Directions: In the material below, identify each line bearing the word "screenshot". Reproduce those lines.
* START *
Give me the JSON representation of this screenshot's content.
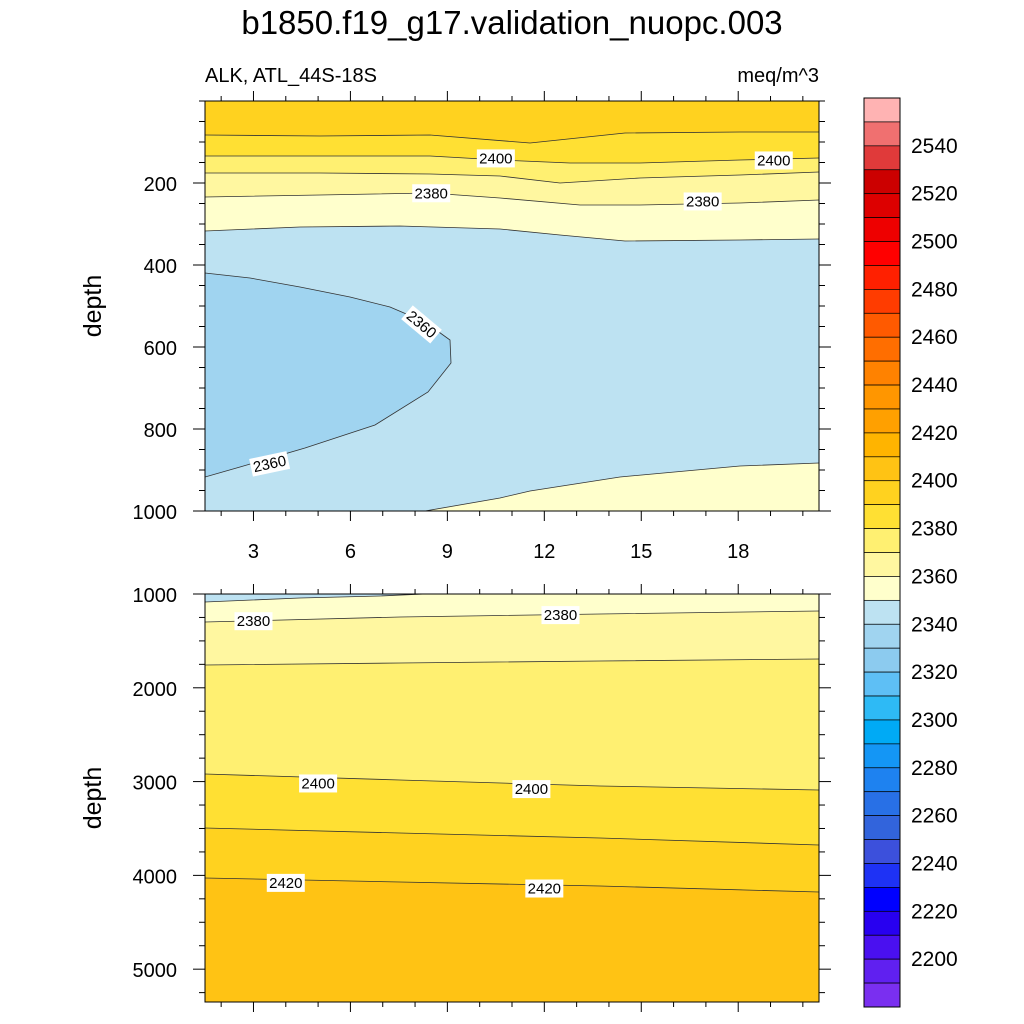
{
  "title": "b1850.f19_g17.validation_nuopc.003",
  "subtitle_left": "ALK, ATL_44S-18S",
  "subtitle_right": "meq/m^3",
  "colors": {
    "band_2350_2360": "#a0d4f0",
    "band_2360_2370": "#bde2f2",
    "band_2370_2380": "#ffffcc",
    "band_2380_2390": "#fff7a0",
    "band_2390_2400": "#fff071",
    "band_2400_2410": "#ffe033",
    "band_2410_2420": "#ffd21f",
    "band_2420_2430": "#ffc314"
  },
  "chart_data": [
    {
      "type": "heatmap",
      "subtype": "filled-contour",
      "panel": "upper",
      "ylabel": "depth",
      "xlabel": "",
      "xlim": [
        1.5,
        20.5
      ],
      "ylim": [
        1000,
        0
      ],
      "xticks": [
        3,
        6,
        9,
        12,
        15,
        18
      ],
      "yticks": [
        200,
        400,
        600,
        800,
        1000
      ],
      "contour_labels": [
        {
          "value": 2400,
          "x": 10.5,
          "y": 140,
          "rotate": 0
        },
        {
          "value": 2400,
          "x": 19.1,
          "y": 145,
          "rotate": 0
        },
        {
          "value": 2380,
          "x": 8.5,
          "y": 225,
          "rotate": 0
        },
        {
          "value": 2380,
          "x": 16.9,
          "y": 245,
          "rotate": 0
        },
        {
          "value": 2360,
          "x": 8.2,
          "y": 545,
          "rotate": 40
        },
        {
          "value": 2360,
          "x": 3.5,
          "y": 885,
          "rotate": -12
        }
      ]
    },
    {
      "type": "heatmap",
      "subtype": "filled-contour",
      "panel": "lower",
      "ylabel": "depth",
      "xlabel": "",
      "xlim": [
        1.5,
        20.5
      ],
      "ylim": [
        5350,
        1000
      ],
      "xticks": [
        3,
        6,
        9,
        12,
        15,
        18
      ],
      "yticks": [
        1000,
        2000,
        3000,
        4000,
        5000
      ],
      "contour_labels": [
        {
          "value": 2380,
          "x": 3.0,
          "y": 1290,
          "rotate": 0
        },
        {
          "value": 2380,
          "x": 12.5,
          "y": 1225,
          "rotate": 0
        },
        {
          "value": 2400,
          "x": 5.0,
          "y": 3020,
          "rotate": 0
        },
        {
          "value": 2400,
          "x": 11.6,
          "y": 3080,
          "rotate": 0
        },
        {
          "value": 2420,
          "x": 4.0,
          "y": 4080,
          "rotate": 0
        },
        {
          "value": 2420,
          "x": 12.0,
          "y": 4140,
          "rotate": 0
        }
      ]
    }
  ],
  "colorbar": {
    "labels": [
      2540,
      2520,
      2500,
      2480,
      2460,
      2440,
      2420,
      2400,
      2380,
      2360,
      2340,
      2320,
      2300,
      2280,
      2260,
      2240,
      2220,
      2200
    ],
    "colors_top_to_bottom": [
      "#ffb3b3",
      "#f07070",
      "#e03a3a",
      "#cc0000",
      "#dd0000",
      "#ee0000",
      "#ff0000",
      "#ff2000",
      "#ff3c00",
      "#ff5a00",
      "#ff6e00",
      "#ff8200",
      "#ff9600",
      "#ffa000",
      "#ffb400",
      "#ffc314",
      "#ffd21f",
      "#ffe033",
      "#fff071",
      "#fff7a0",
      "#ffffcc",
      "#bde2f2",
      "#a0d4f0",
      "#8ccbef",
      "#5ebff5",
      "#2ebaf5",
      "#00aaf5",
      "#1496f5",
      "#1e82f0",
      "#2870e6",
      "#3264dc",
      "#3c50dc",
      "#1e32f5",
      "#0000ff",
      "#2800f0",
      "#4a10f0",
      "#6020f0",
      "#7a2ff0"
    ]
  }
}
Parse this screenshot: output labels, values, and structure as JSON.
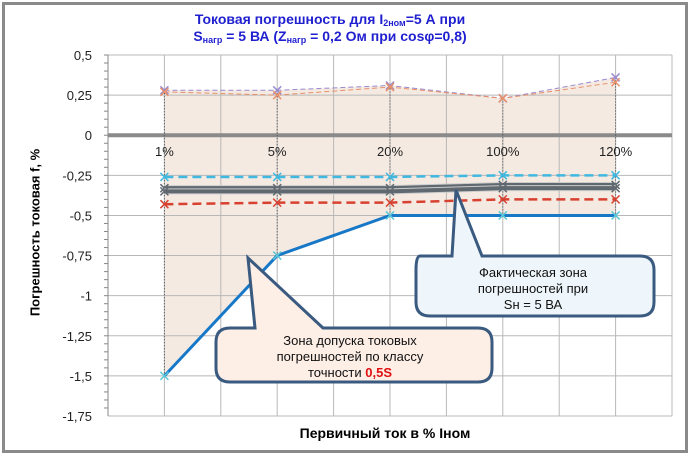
{
  "title": {
    "line1_a": "Токовая погрешность для I",
    "line1_sub": "2ном",
    "line1_b": "=5 А при",
    "line2_a": "S",
    "line2_sub": "нагр",
    "line2_b": " = 5 ВА (Z",
    "line2_sub2": "нагр",
    "line2_c": " = 0,2 Ом при cosφ=0,8)"
  },
  "chart_data": {
    "type": "line",
    "xlabel": "Первичный ток в % Iном",
    "ylabel": "Погрешность токовая f, %",
    "categories": [
      "1%",
      "5%",
      "20%",
      "100%",
      "120%"
    ],
    "ylim": [
      -1.75,
      0.5
    ],
    "yticks": [
      "0,5",
      "0,25",
      "0",
      "-0,25",
      "-0,5",
      "-0,75",
      "-1",
      "-1,25",
      "-1,5",
      "-1,75"
    ],
    "ytick_values": [
      0.5,
      0.25,
      0,
      -0.25,
      -0.5,
      -0.75,
      -1,
      -1.25,
      -1.5,
      -1.75
    ],
    "grid": true,
    "series": [
      {
        "values": [
          0.28,
          0.28,
          0.31,
          0.23,
          0.36
        ],
        "color": "#9a8ad0",
        "style": "dashed"
      },
      {
        "values": [
          0.27,
          0.25,
          0.3,
          0.23,
          0.33
        ],
        "color": "#e8906a",
        "style": "dashed"
      },
      {
        "values": [
          -0.26,
          -0.26,
          -0.26,
          -0.25,
          -0.25
        ],
        "color": "#40b8e0",
        "style": "dashed"
      },
      {
        "values": [
          -0.33,
          -0.33,
          -0.33,
          -0.31,
          -0.31
        ],
        "color": "#606870",
        "style": "thick"
      },
      {
        "values": [
          -0.35,
          -0.35,
          -0.35,
          -0.33,
          -0.33
        ],
        "color": "#606870",
        "style": "thick"
      },
      {
        "values": [
          -0.43,
          -0.42,
          -0.42,
          -0.4,
          -0.4
        ],
        "color": "#d84030",
        "style": "dashed"
      },
      {
        "values": [
          -1.5,
          -0.75,
          -0.5,
          -0.5,
          -0.5
        ],
        "color": "#1878c8",
        "style": "solid"
      }
    ],
    "tolerance_zone_fill": "#f3e8df"
  },
  "callouts": {
    "actual": {
      "lines": [
        "Фактическая зона",
        "погрешностей при",
        "Sн = 5 ВА"
      ]
    },
    "tolerance": {
      "line1": "Зона допуска токовых",
      "line2": "погрешностей по классу",
      "line3_a": "точности ",
      "line3_b": "0,5S"
    }
  }
}
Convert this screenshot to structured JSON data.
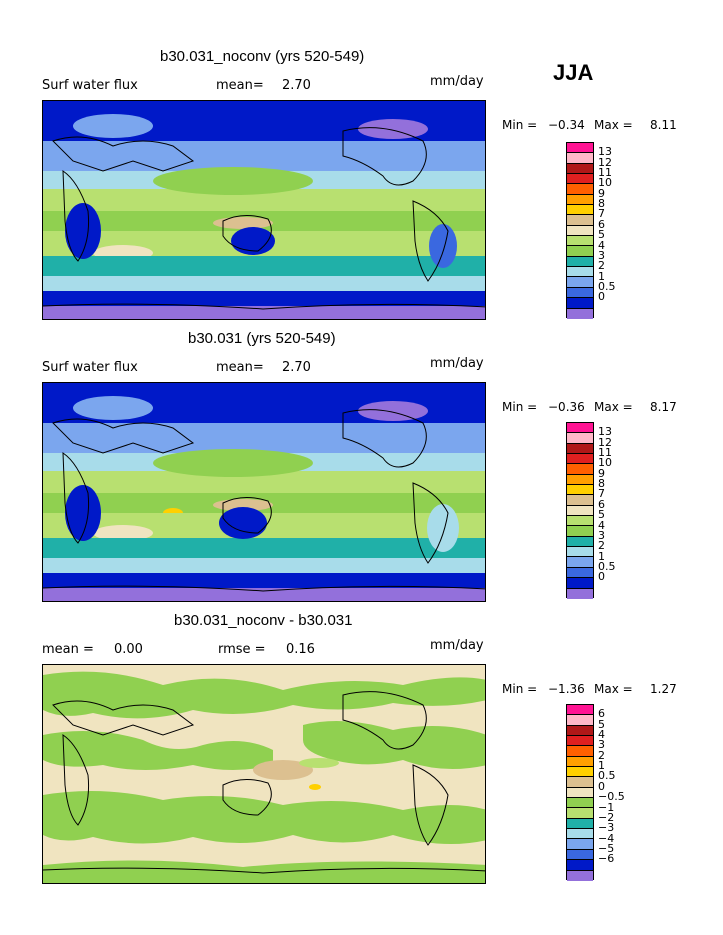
{
  "season": "JJA",
  "legend_colors": [
    "#9370db",
    "#0019c8",
    "#3a68e0",
    "#7ba6ee",
    "#a8dcea",
    "#20b0a8",
    "#90d050",
    "#b8e070",
    "#f0e4c0",
    "#dcc090",
    "#ffd000",
    "#ffa000",
    "#ff6000",
    "#e02020",
    "#b01818",
    "#ffb8c8",
    "#ff1493"
  ],
  "panels": [
    {
      "title": "b30.031_noconv (yrs 520-549)",
      "left_label": "Surf water flux",
      "mean_label": "mean=",
      "mean_value": "2.70",
      "units": "mm/day",
      "min_label": "Min =",
      "min_value": "−0.34",
      "max_label": "Max =",
      "max_value": "8.11",
      "levels": [
        "13",
        "12",
        "11",
        "10",
        "9",
        "8",
        "7",
        "6",
        "5",
        "4",
        "3",
        "2",
        "1",
        "0.5",
        "0"
      ],
      "colors": [
        "#ff1493",
        "#ffb8c8",
        "#b01818",
        "#e02020",
        "#ff6000",
        "#ffa000",
        "#ffd000",
        "#dcc090",
        "#f0e4c0",
        "#b8e070",
        "#90d050",
        "#20b0a8",
        "#a8dcea",
        "#7ba6ee",
        "#3a68e0",
        "#0019c8",
        "#9370db"
      ]
    },
    {
      "title": "b30.031 (yrs 520-549)",
      "left_label": "Surf water flux",
      "mean_label": "mean=",
      "mean_value": "2.70",
      "units": "mm/day",
      "min_label": "Min =",
      "min_value": "−0.36",
      "max_label": "Max =",
      "max_value": "8.17",
      "levels": [
        "13",
        "12",
        "11",
        "10",
        "9",
        "8",
        "7",
        "6",
        "5",
        "4",
        "3",
        "2",
        "1",
        "0.5",
        "0"
      ],
      "colors": [
        "#ff1493",
        "#ffb8c8",
        "#b01818",
        "#e02020",
        "#ff6000",
        "#ffa000",
        "#ffd000",
        "#dcc090",
        "#f0e4c0",
        "#b8e070",
        "#90d050",
        "#20b0a8",
        "#a8dcea",
        "#7ba6ee",
        "#3a68e0",
        "#0019c8",
        "#9370db"
      ]
    },
    {
      "title": "b30.031_noconv - b30.031",
      "mean_label": "mean =",
      "mean_value": "0.00",
      "rmse_label": "rmse =",
      "rmse_value": "0.16",
      "units": "mm/day",
      "min_label": "Min =",
      "min_value": "−1.36",
      "max_label": "Max =",
      "max_value": "1.27",
      "levels": [
        "6",
        "5",
        "4",
        "3",
        "2",
        "1",
        "0.5",
        "0",
        "−0.5",
        "−1",
        "−2",
        "−3",
        "−4",
        "−5",
        "−6"
      ],
      "colors": [
        "#ff1493",
        "#ffb8c8",
        "#b01818",
        "#e02020",
        "#ff6000",
        "#ffa000",
        "#ffd000",
        "#dcc090",
        "#f0e4c0",
        "#90d050",
        "#b8e070",
        "#20b0a8",
        "#a8dcea",
        "#7ba6ee",
        "#3a68e0",
        "#0019c8",
        "#9370db"
      ]
    }
  ]
}
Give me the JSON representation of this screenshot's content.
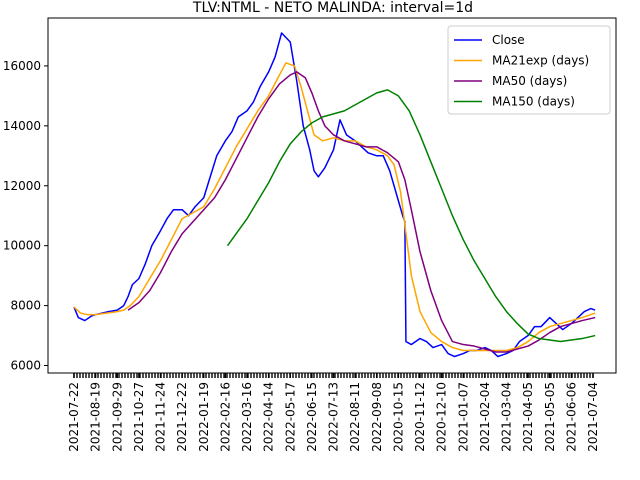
* END *
Solution for this task:
Give me the JSON representation of this screenshot's content.
Parse this screenshot: output labels, values, and structure as JSON.
Convert this screenshot to structured JSON data.
Give me the JSON representation of this screenshot's content.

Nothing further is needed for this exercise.